Dataset entries >>
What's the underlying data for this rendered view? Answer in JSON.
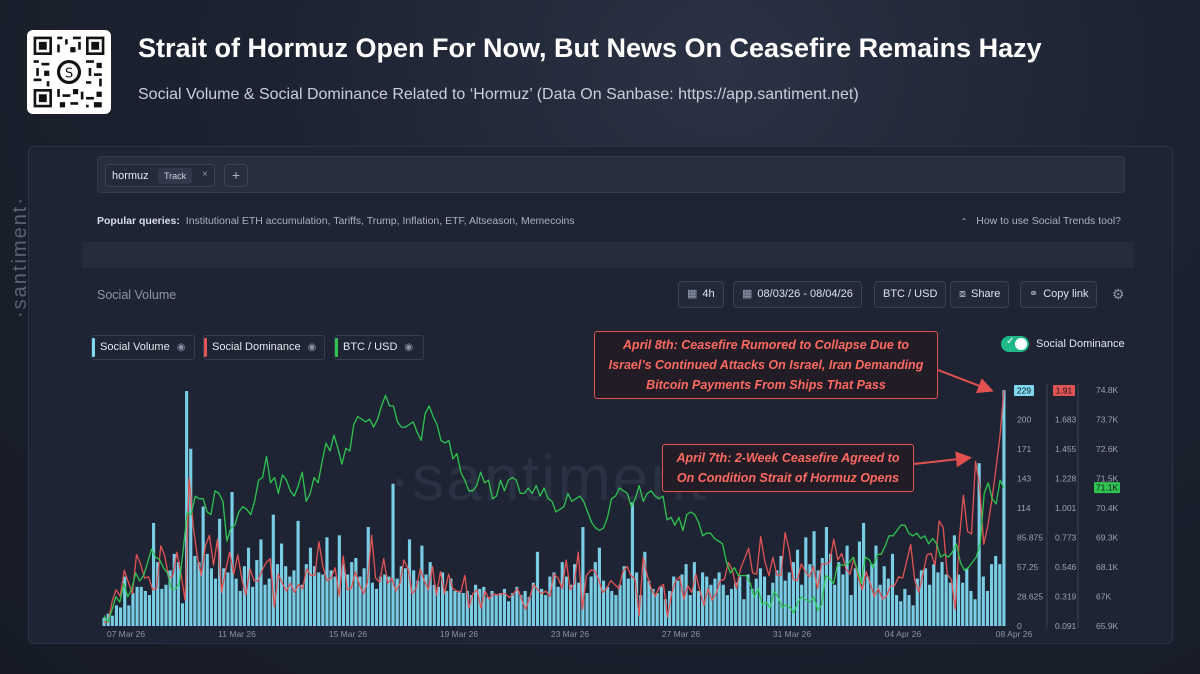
{
  "header": {
    "title": "Strait of Hormuz Open For Now, But News On Ceasefire Remains Hazy",
    "subtitle": "Social Volume & Social Dominance Related to ‘Hormuz’ (Data On Sanbase: https://app.santiment.net)"
  },
  "search": {
    "tag_word": "hormuz",
    "tag_track": "Track",
    "tag_close": "×",
    "add": "+"
  },
  "popular": {
    "label": "Popular queries:",
    "items": "Institutional ETH accumulation, Tariffs, Trump, Inflation, ETF, Altseason, Memecoins"
  },
  "howto": "How to use Social Trends tool?",
  "toolbar": {
    "section_label": "Social Volume",
    "interval": "4h",
    "date_range": "08/03/26 - 08/04/26",
    "pair": "BTC / USD",
    "share": "Share",
    "copy_link": "Copy link"
  },
  "legend": {
    "social_volume": "Social Volume",
    "social_dominance": "Social Dominance",
    "btc_usd": "BTC / USD",
    "toggle_label": "Social Dominance"
  },
  "brand": {
    "side": "·santiment·",
    "watermark": "·santiment·"
  },
  "annotations": {
    "april8": [
      "April 8th: Ceasefire Rumored to Collapse Due to",
      "Israel’s Continued Attacks On Israel, Iran Demanding",
      "Bitcoin Payments From Ships That Pass"
    ],
    "april7": [
      "April 7th: 2-Week Ceasefire Agreed to",
      "On Condition Strait of Hormuz Opens"
    ]
  },
  "colors": {
    "volume": "#7ed8ef",
    "dominance": "#e15454",
    "btc": "#2fc452",
    "accent_toggle": "#20b888"
  },
  "chart_data": {
    "type": "bar",
    "x_tick_labels": [
      "07 Mar 26",
      "11 Mar 26",
      "15 Mar 26",
      "19 Mar 26",
      "23 Mar 26",
      "27 Mar 26",
      "31 Mar 26",
      "04 Apr 26",
      "08 Apr 26"
    ],
    "axes": {
      "social_volume": {
        "ticks": [
          "229",
          "200",
          "171",
          "143",
          "114",
          "85.875",
          "57.25",
          "28.625",
          "0"
        ],
        "current": "229",
        "range": [
          0,
          229
        ]
      },
      "social_dominance": {
        "ticks": [
          "1.91",
          "1.683",
          "1.455",
          "1.228",
          "1.001",
          "0.773",
          "0.546",
          "0.319",
          "0.091"
        ],
        "current": "1.91",
        "range": [
          0.091,
          1.91
        ]
      },
      "btc_usd": {
        "ticks": [
          "74.8K",
          "73.7K",
          "72.6K",
          "71.5K",
          "70.4K",
          "69.3K",
          "68.1K",
          "67K",
          "65.9K"
        ],
        "current": "71.1K",
        "current_value": 71100,
        "range": [
          65900,
          74800
        ]
      }
    },
    "series": [
      {
        "name": "Social Volume",
        "type": "bar",
        "values": [
          8,
          12,
          10,
          20,
          18,
          48,
          20,
          32,
          38,
          38,
          34,
          30,
          100,
          62,
          36,
          40,
          54,
          70,
          62,
          22,
          228,
          172,
          68,
          62,
          116,
          70,
          56,
          46,
          104,
          56,
          52,
          130,
          46,
          34,
          58,
          76,
          38,
          64,
          84,
          40,
          46,
          108,
          60,
          80,
          58,
          48,
          54,
          102,
          40,
          60,
          76,
          58,
          52,
          50,
          86,
          54,
          48,
          88,
          60,
          50,
          62,
          66,
          48,
          56,
          96,
          42,
          36,
          48,
          50,
          48,
          138,
          46,
          58,
          56,
          84,
          54,
          44,
          78,
          50,
          62,
          40,
          38,
          52,
          34,
          46,
          34,
          34,
          32,
          34,
          30,
          40,
          36,
          38,
          28,
          34,
          30,
          32,
          36,
          24,
          32,
          38,
          30,
          34,
          28,
          42,
          72,
          36,
          30,
          48,
          52,
          38,
          62,
          48,
          40,
          60,
          42,
          96,
          32,
          48,
          62,
          76,
          44,
          38,
          34,
          30,
          40,
          58,
          46,
          120,
          52,
          30,
          72,
          44,
          36,
          32,
          38,
          26,
          34,
          48,
          44,
          50,
          60,
          30,
          62,
          34,
          52,
          48,
          40,
          46,
          52,
          40,
          30,
          36,
          42,
          48,
          26,
          50,
          36,
          46,
          56,
          48,
          30,
          42,
          54,
          68,
          44,
          52,
          62,
          74,
          40,
          86,
          60,
          92,
          54,
          66,
          96,
          70,
          40,
          62,
          50,
          78,
          30,
          56,
          82,
          100,
          48,
          60,
          78,
          40,
          58,
          46,
          70,
          30,
          24,
          36,
          30,
          20,
          46,
          54,
          56,
          40,
          60,
          52,
          62,
          50,
          42,
          88,
          50,
          42,
          56,
          34,
          26,
          158,
          48,
          34,
          60,
          68,
          60,
          229
        ]
      },
      {
        "name": "Social Dominance",
        "type": "line",
        "values": [
          0.12,
          0.12,
          0.28,
          0.37,
          0.32,
          0.52,
          0.43,
          0.34,
          0.64,
          0.57,
          0.46,
          0.47,
          0.37,
          0.38,
          0.71,
          0.63,
          0.46,
          0.48,
          0.66,
          0.49,
          0.29,
          1.23,
          0.86,
          0.63,
          0.48,
          0.71,
          0.79,
          0.56,
          0.76,
          0.35,
          0.52,
          0.66,
          0.49,
          0.64,
          0.45,
          0.33,
          0.53,
          0.44,
          0.44,
          0.52,
          0.58,
          0.61,
          0.24,
          0.49,
          0.42,
          0.36,
          0.42,
          0.35,
          0.41,
          0.38,
          0.53,
          0.48,
          0.48,
          0.74,
          0.55,
          0.44,
          0.46,
          0.54,
          0.32,
          0.63,
          0.37,
          0.38,
          0.51,
          0.41,
          0.34,
          0.43,
          0.79,
          0.46,
          0.43,
          0.61,
          0.42,
          0.46,
          0.36,
          0.42,
          0.6,
          0.53,
          0.34,
          0.38,
          0.53,
          0.44,
          0.37,
          0.55,
          0.33,
          0.51,
          0.34,
          0.49,
          0.38,
          0.36,
          0.35,
          0.48,
          0.23,
          0.34,
          0.37,
          0.23,
          0.36,
          0.3,
          0.34,
          0.33,
          0.34,
          0.34,
          0.31,
          0.34,
          0.38,
          0.3,
          0.22,
          0.31,
          0.41,
          0.37,
          0.34,
          0.36,
          0.32,
          0.49,
          0.46,
          0.38,
          0.6,
          0.37,
          0.42,
          0.66,
          0.22,
          0.48,
          0.52,
          0.52,
          0.45,
          0.35,
          0.38,
          0.44,
          0.41,
          0.38,
          0.51,
          0.55,
          0.48,
          0.45,
          0.17,
          0.62,
          0.48,
          0.38,
          0.32,
          0.39,
          0.41,
          0.16,
          0.34,
          0.44,
          0.47,
          0.3,
          0.4,
          0.35,
          0.49,
          0.36,
          0.25,
          0.38,
          0.29,
          0.34,
          0.44,
          0.45,
          0.58,
          0.52,
          0.38,
          0.53,
          0.61,
          0.69,
          0.5,
          0.49,
          0.78,
          0.59,
          0.48,
          0.62,
          0.48,
          0.48,
          0.81,
          0.68,
          0.45,
          0.44,
          0.57,
          0.51,
          0.47,
          0.55,
          0.38,
          0.57,
          0.57,
          0.58,
          0.76,
          0.6,
          0.65,
          0.53,
          0.49,
          0.61,
          0.47,
          0.37,
          0.51,
          0.42,
          0.32,
          0.38,
          0.3,
          0.32,
          0.4,
          0.4,
          0.47,
          0.46,
          0.59,
          0.72,
          0.44,
          0.35,
          0.49,
          0.64,
          0.65,
          0.56,
          0.9,
          0.85,
          0.49,
          0.45,
          0.22,
          0.77,
          1.1,
          0.82,
          0.8,
          1.36,
          1.16,
          0.72,
          0.86,
          1.06,
          1.3,
          1.55,
          1.91
        ]
      },
      {
        "name": "BTC / USD",
        "type": "line",
        "values": [
          66300,
          66050,
          66500,
          67000,
          66800,
          67500,
          67000,
          67300,
          67900,
          67600,
          67800,
          68300,
          68800,
          68500,
          68400,
          68100,
          67900,
          67300,
          67300,
          67500,
          68800,
          70200,
          70100,
          70800,
          70700,
          70700,
          70200,
          70100,
          71000,
          70900,
          70600,
          69100,
          69600,
          69700,
          70200,
          70400,
          70300,
          70100,
          70600,
          71400,
          71500,
          72300,
          71300,
          71500,
          70900,
          71600,
          71400,
          71000,
          70800,
          71200,
          71700,
          70600,
          70900,
          71500,
          71300,
          72100,
          72800,
          72500,
          73100,
          72600,
          72000,
          72600,
          72500,
          73500,
          73800,
          73700,
          73600,
          73700,
          73400,
          73700,
          74200,
          74600,
          74200,
          74200,
          73600,
          73400,
          73400,
          73500,
          73600,
          73200,
          72900,
          73900,
          74200,
          73800,
          73500,
          72900,
          72800,
          72900,
          72200,
          72400,
          71700,
          71400,
          71000,
          71000,
          71200,
          71700,
          71300,
          71400,
          70700,
          70800,
          71400,
          71000,
          71400,
          71500,
          71400,
          70900,
          70900,
          71100,
          70900,
          71200,
          70800,
          71100,
          70700,
          70600,
          70200,
          70300,
          70400,
          70900,
          70600,
          70700,
          70800,
          70600,
          70200,
          69800,
          69600,
          69500,
          69600,
          70000,
          70700,
          70800,
          71100,
          71000,
          70900,
          70400,
          70700,
          71200,
          70600,
          70900,
          71000,
          70800,
          70700,
          70800,
          69900,
          70000,
          69700,
          70000,
          69500,
          70100,
          70200,
          70100,
          69800,
          69300,
          69400,
          69400,
          69200,
          69100,
          69000,
          68300,
          67900,
          68100,
          67800,
          67800,
          67800,
          67500,
          67000,
          67300,
          66700,
          66800,
          66600,
          67200,
          67000,
          66600,
          66700,
          66600,
          66400,
          66800,
          67000,
          66900,
          66800,
          67000,
          66500,
          66700,
          67800,
          67700,
          67500,
          68200,
          68200,
          68200,
          68300,
          68500,
          68000,
          67500,
          68500,
          68400,
          68100,
          68600,
          68600,
          68900,
          69300,
          69300,
          69500,
          69700,
          69700,
          69400,
          69300,
          69400,
          69200,
          69300,
          69000,
          69200,
          69000,
          68500,
          68600,
          68500,
          68700,
          69000,
          68300,
          68000,
          68100,
          68300,
          68500,
          69000,
          70900,
          71300,
          70700,
          70500,
          71400,
          71100
        ]
      }
    ],
    "grid": true,
    "legend_position": "top-left"
  }
}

Exercise aim >> Work out the number of lines above that include the string "santiment" and write only that number.

Solved exercise >> 3